_EXERCISE GOAL_
In the listing below, locate the line containing "Convert this document image to plain text." and copy it and every line after it through the end, exactly as written, leaving out any pictures.
◇ ◇ ◇ ◇ ◇
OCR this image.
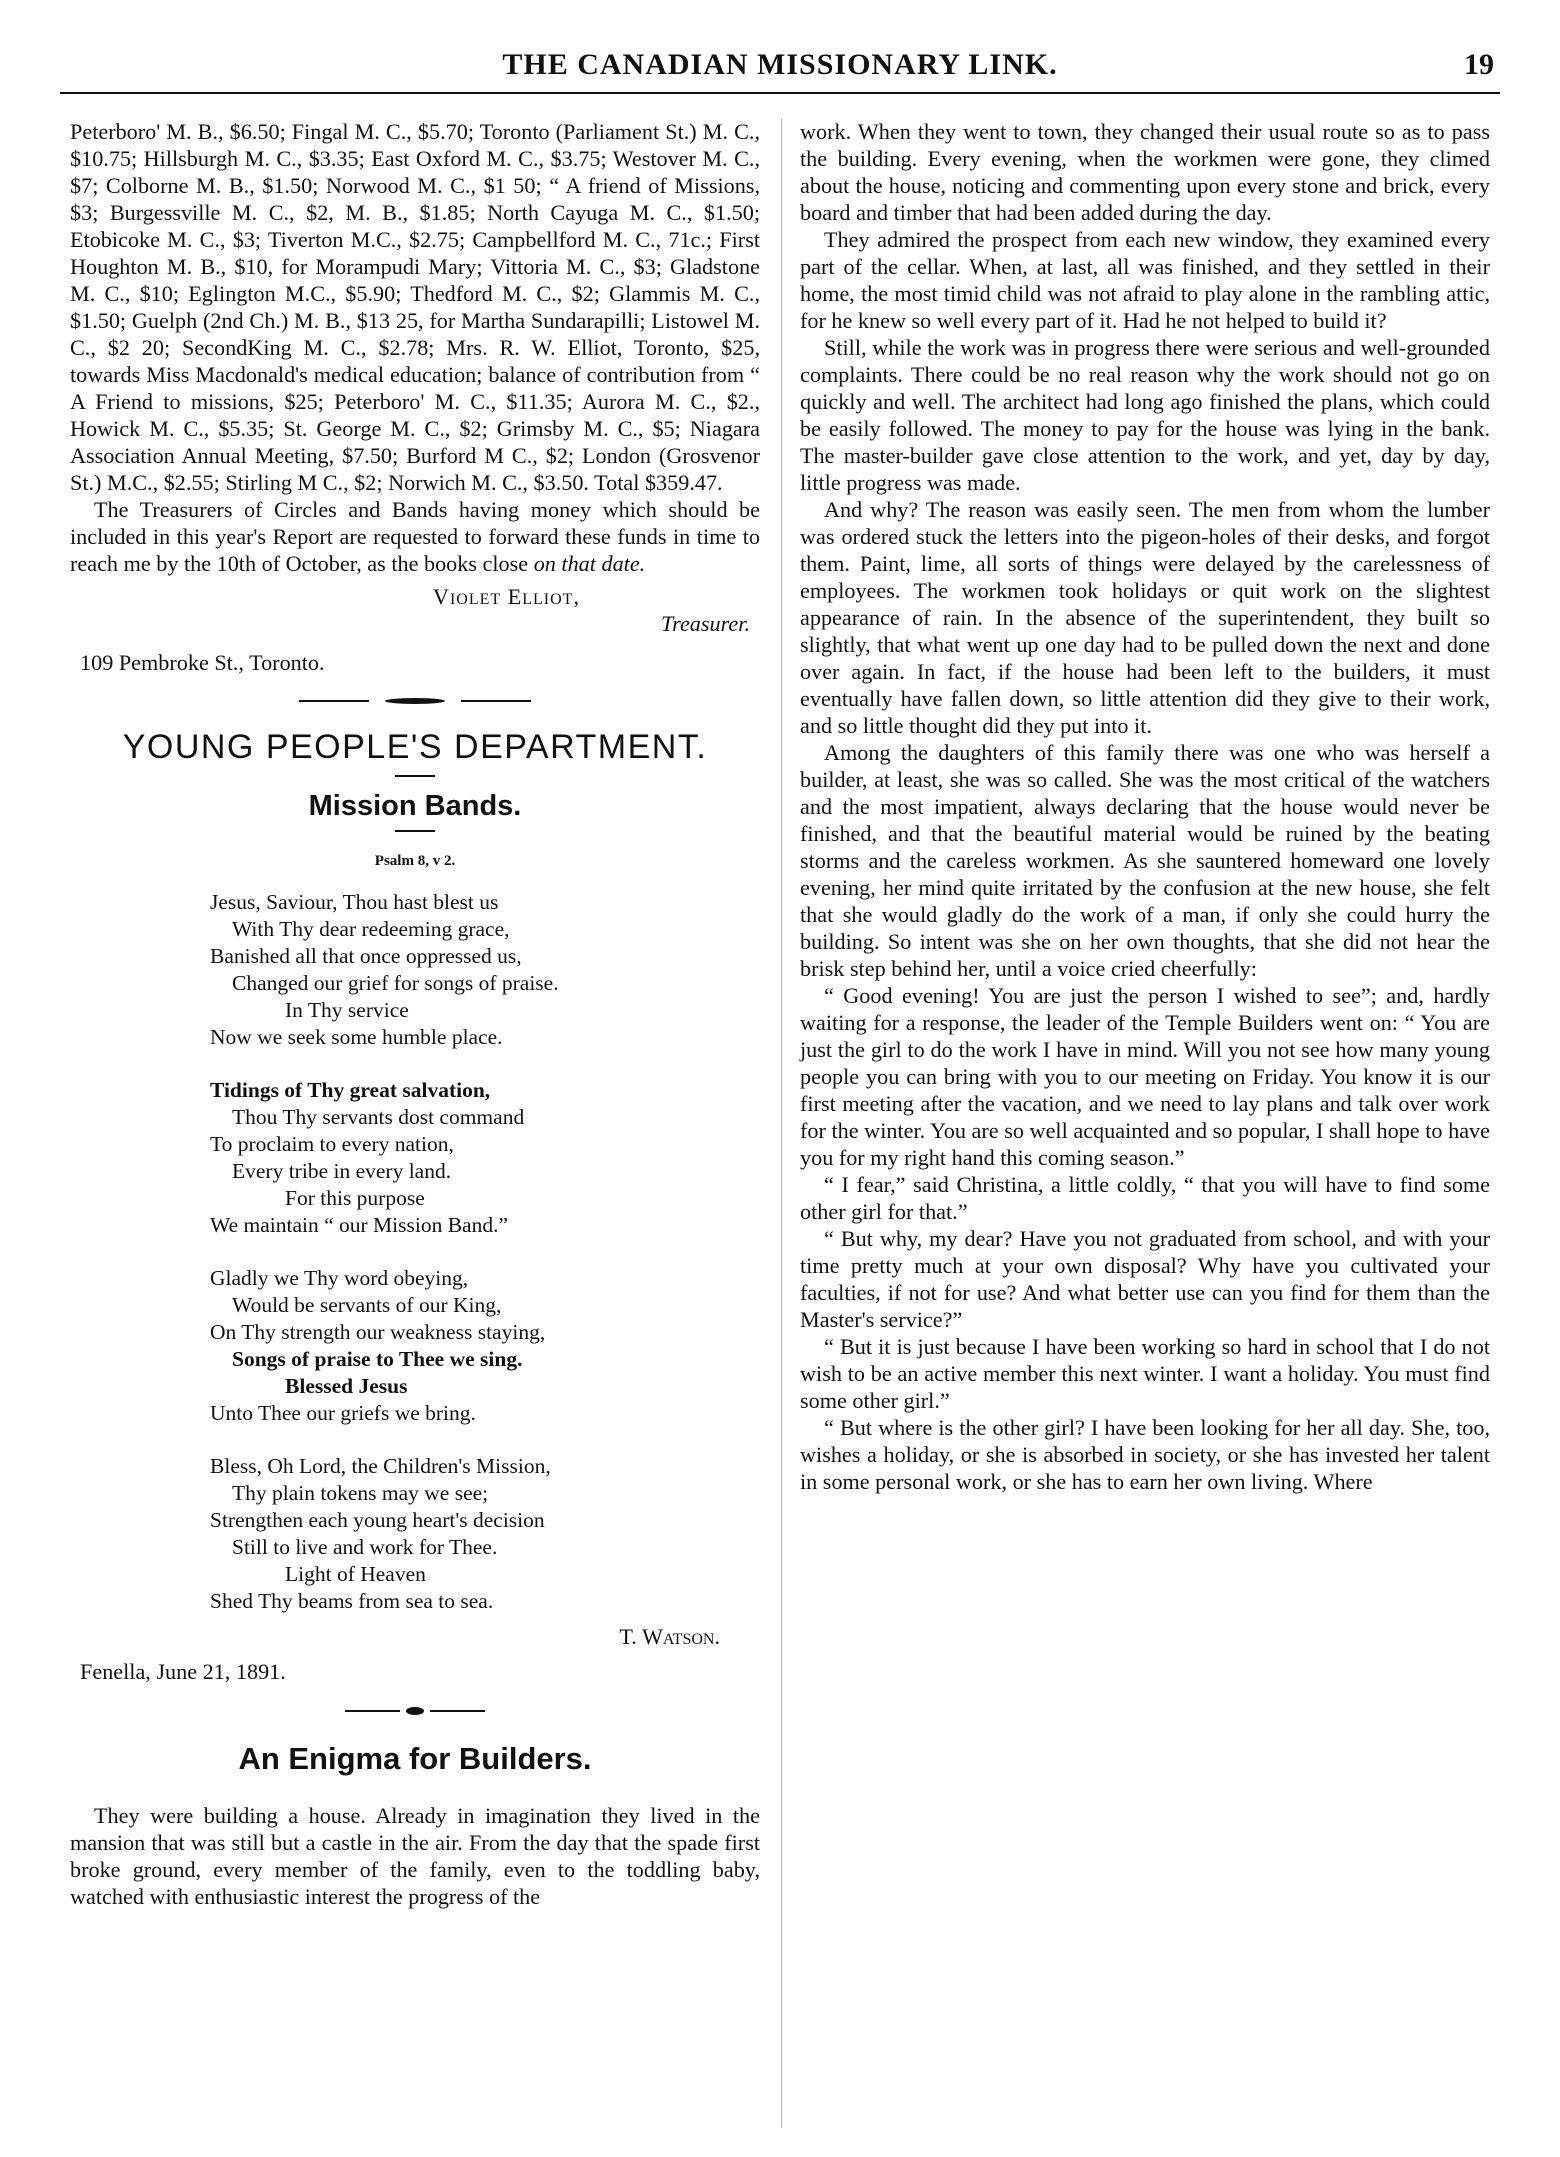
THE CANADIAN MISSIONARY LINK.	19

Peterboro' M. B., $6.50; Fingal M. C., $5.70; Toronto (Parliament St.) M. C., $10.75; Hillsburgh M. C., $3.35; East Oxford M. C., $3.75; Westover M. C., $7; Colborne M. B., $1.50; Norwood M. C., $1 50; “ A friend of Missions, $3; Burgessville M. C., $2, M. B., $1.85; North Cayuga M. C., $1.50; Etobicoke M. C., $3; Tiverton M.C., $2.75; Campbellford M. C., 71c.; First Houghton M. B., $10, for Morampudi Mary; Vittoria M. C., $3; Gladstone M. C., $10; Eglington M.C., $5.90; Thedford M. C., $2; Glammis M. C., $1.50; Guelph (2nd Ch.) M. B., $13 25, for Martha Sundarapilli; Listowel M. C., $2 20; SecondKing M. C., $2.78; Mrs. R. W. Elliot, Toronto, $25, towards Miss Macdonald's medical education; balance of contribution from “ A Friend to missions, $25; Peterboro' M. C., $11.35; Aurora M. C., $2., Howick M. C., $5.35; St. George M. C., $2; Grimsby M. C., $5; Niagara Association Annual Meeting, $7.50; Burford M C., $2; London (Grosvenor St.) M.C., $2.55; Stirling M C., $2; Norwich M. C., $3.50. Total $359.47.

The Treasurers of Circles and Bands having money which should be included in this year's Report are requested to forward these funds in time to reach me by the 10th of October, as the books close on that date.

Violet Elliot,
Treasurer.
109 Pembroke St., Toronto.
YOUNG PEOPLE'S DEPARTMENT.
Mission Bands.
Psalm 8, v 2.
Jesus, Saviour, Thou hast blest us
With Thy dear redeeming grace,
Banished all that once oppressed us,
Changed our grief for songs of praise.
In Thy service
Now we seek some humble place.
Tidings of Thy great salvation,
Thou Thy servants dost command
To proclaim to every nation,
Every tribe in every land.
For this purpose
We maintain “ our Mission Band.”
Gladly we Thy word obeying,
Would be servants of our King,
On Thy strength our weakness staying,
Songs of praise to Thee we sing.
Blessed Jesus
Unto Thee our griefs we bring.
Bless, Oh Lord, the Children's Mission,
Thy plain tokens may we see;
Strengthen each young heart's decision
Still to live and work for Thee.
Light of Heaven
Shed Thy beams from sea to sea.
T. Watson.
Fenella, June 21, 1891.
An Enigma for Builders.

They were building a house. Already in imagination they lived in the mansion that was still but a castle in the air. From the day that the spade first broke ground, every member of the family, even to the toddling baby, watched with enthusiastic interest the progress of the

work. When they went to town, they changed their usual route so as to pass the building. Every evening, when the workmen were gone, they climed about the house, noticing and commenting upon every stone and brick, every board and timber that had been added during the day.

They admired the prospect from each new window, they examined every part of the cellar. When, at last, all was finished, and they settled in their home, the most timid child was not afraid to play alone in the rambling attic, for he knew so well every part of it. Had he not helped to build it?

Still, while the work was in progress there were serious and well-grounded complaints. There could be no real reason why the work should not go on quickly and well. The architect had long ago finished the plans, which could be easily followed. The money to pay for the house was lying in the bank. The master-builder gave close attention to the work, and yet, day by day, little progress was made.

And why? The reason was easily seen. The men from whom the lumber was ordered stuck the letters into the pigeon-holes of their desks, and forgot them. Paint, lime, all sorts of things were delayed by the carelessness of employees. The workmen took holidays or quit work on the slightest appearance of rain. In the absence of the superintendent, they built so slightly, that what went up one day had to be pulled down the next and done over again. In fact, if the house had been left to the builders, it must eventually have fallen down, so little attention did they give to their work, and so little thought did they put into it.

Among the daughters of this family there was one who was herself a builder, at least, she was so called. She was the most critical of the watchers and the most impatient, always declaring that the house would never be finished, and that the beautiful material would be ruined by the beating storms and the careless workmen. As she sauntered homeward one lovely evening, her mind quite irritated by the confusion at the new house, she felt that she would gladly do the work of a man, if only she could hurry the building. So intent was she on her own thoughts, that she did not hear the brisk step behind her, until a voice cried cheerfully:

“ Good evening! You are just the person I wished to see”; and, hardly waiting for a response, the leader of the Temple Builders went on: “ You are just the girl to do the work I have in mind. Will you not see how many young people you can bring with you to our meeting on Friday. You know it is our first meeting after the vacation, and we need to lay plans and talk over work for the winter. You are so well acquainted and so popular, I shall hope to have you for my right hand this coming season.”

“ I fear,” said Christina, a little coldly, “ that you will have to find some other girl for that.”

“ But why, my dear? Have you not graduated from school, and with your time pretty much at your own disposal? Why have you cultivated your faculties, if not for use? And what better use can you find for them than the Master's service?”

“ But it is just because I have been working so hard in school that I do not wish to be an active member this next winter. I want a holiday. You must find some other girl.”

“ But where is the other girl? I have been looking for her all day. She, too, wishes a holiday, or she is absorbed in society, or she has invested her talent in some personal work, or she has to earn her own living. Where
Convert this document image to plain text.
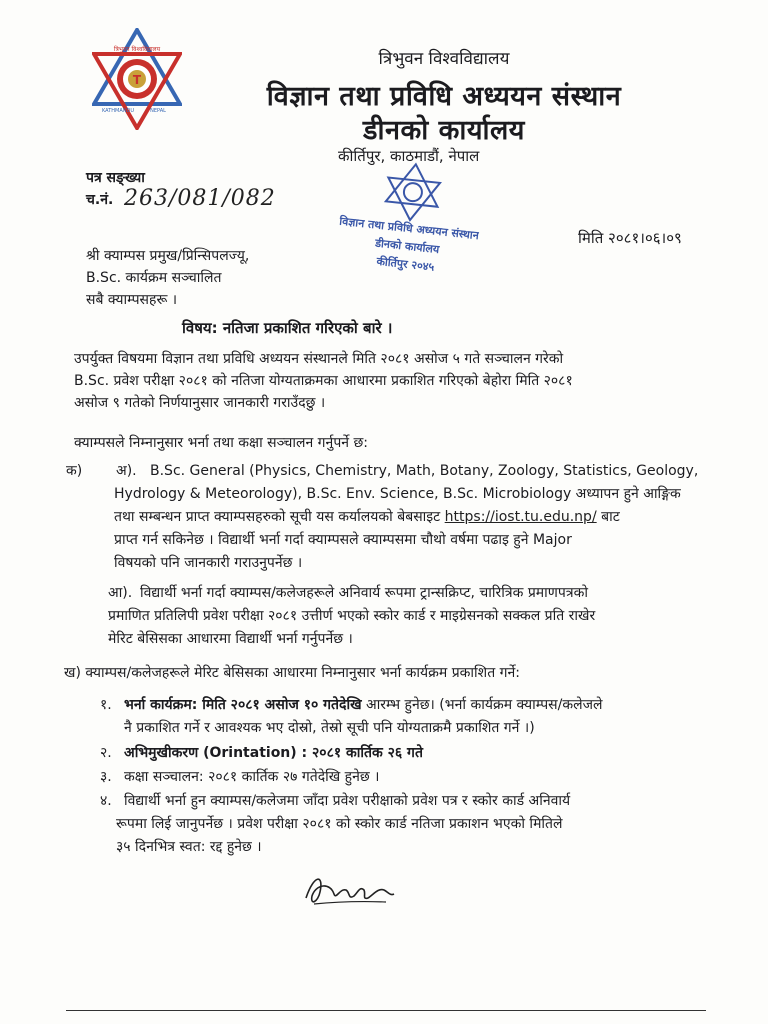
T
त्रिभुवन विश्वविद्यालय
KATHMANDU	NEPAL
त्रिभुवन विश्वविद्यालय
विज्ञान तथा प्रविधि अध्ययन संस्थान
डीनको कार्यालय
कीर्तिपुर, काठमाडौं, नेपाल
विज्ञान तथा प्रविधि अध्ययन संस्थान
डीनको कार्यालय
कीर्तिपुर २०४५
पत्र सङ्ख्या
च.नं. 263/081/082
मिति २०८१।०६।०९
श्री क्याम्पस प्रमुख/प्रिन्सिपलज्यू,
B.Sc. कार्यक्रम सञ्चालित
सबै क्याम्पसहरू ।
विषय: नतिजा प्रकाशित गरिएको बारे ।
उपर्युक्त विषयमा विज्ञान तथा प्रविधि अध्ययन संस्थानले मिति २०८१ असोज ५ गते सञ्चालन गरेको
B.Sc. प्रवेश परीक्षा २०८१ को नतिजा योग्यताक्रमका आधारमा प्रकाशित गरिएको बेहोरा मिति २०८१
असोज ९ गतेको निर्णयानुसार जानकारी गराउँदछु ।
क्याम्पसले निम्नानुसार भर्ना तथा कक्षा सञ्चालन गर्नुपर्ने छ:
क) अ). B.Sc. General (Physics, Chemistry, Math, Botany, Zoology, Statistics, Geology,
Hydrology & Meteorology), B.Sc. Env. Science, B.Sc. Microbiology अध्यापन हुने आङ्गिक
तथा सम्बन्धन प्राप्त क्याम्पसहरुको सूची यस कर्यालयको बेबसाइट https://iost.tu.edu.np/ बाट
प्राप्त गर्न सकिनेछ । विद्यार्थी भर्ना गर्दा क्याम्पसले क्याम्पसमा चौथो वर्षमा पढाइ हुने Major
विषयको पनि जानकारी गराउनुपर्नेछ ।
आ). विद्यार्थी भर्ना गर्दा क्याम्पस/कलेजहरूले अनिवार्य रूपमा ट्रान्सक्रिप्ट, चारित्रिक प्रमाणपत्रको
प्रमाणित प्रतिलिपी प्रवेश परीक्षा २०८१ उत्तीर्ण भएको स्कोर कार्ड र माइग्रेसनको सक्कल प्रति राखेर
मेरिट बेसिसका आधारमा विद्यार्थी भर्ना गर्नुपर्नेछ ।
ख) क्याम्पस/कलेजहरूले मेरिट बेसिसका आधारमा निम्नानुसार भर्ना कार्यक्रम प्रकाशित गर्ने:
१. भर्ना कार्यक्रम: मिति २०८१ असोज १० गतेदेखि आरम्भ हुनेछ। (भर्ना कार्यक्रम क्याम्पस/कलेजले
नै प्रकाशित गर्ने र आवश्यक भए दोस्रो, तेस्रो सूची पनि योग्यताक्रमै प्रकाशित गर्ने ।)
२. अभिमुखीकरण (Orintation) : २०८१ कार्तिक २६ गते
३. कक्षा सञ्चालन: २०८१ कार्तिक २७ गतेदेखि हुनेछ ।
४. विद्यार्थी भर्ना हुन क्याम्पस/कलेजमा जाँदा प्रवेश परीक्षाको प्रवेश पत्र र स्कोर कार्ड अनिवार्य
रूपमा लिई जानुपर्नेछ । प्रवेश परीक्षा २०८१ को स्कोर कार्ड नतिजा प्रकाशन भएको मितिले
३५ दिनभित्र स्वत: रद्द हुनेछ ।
◇ ◇ ◇ ◇ ◇
_RESULT_
Convert this document image to plain text.
T
त्रिभुवन विश्वविद्यालय
KATHMANDU	NEPAL
त्रिभुवन विश्वविद्यालय
विज्ञान तथा प्रविधि अध्ययन संस्थान
डीनको कार्यालय
कीर्तिपुर, काठमाडौं, नेपाल
विज्ञान तथा प्रविधि अध्ययन संस्थान
डीनको कार्यालय
कीर्तिपुर २०४५
पत्र सङ्ख्या
च.नं. 263/081/082
मिति २०८१।०६।०९
श्री क्याम्पस प्रमुख/प्रिन्सिपलज्यू,
B.Sc. कार्यक्रम सञ्चालित
सबै क्याम्पसहरू ।
विषय: नतिजा प्रकाशित गरिएको बारे ।
उपर्युक्त विषयमा विज्ञान तथा प्रविधि अध्ययन संस्थानले मिति २०८१ असोज ५ गते सञ्चालन गरेको
B.Sc. प्रवेश परीक्षा २०८१ को नतिजा योग्यताक्रमका आधारमा प्रकाशित गरिएको बेहोरा मिति २०८१
असोज ९ गतेको निर्णयानुसार जानकारी गराउँदछु ।
क्याम्पसले निम्नानुसार भर्ना तथा कक्षा सञ्चालन गर्नुपर्ने छ:
क) अ). B.Sc. General (Physics, Chemistry, Math, Botany, Zoology, Statistics, Geology,
Hydrology & Meteorology), B.Sc. Env. Science, B.Sc. Microbiology अध्यापन हुने आङ्गिक
तथा सम्बन्धन प्राप्त क्याम्पसहरुको सूची यस कर्यालयको बेबसाइट https://iost.tu.edu.np/ बाट
प्राप्त गर्न सकिनेछ । विद्यार्थी भर्ना गर्दा क्याम्पसले क्याम्पसमा चौथो वर्षमा पढाइ हुने Major
विषयको पनि जानकारी गराउनुपर्नेछ ।
आ). विद्यार्थी भर्ना गर्दा क्याम्पस/कलेजहरूले अनिवार्य रूपमा ट्रान्सक्रिप्ट, चारित्रिक प्रमाणपत्रको
प्रमाणित प्रतिलिपी प्रवेश परीक्षा २०८१ उत्तीर्ण भएको स्कोर कार्ड र माइग्रेसनको सक्कल प्रति राखेर
मेरिट बेसिसका आधारमा विद्यार्थी भर्ना गर्नुपर्नेछ ।
ख) क्याम्पस/कलेजहरूले मेरिट बेसिसका आधारमा निम्नानुसार भर्ना कार्यक्रम प्रकाशित गर्ने:
१. भर्ना कार्यक्रम: मिति २०८१ असोज १० गतेदेखि आरम्भ हुनेछ। (भर्ना कार्यक्रम क्याम्पस/कलेजले
नै प्रकाशित गर्ने र आवश्यक भए दोस्रो, तेस्रो सूची पनि योग्यताक्रमै प्रकाशित गर्ने ।)
२. अभिमुखीकरण (Orintation) : २०८१ कार्तिक २६ गते
३. कक्षा सञ्चालन: २०८१ कार्तिक २७ गतेदेखि हुनेछ ।
४. विद्यार्थी भर्ना हुन क्याम्पस/कलेजमा जाँदा प्रवेश परीक्षाको प्रवेश पत्र र स्कोर कार्ड अनिवार्य
रूपमा लिई जानुपर्नेछ । प्रवेश परीक्षा २०८१ को स्कोर कार्ड नतिजा प्रकाशन भएको मितिले
३५ दिनभित्र स्वत: रद्द हुनेछ ।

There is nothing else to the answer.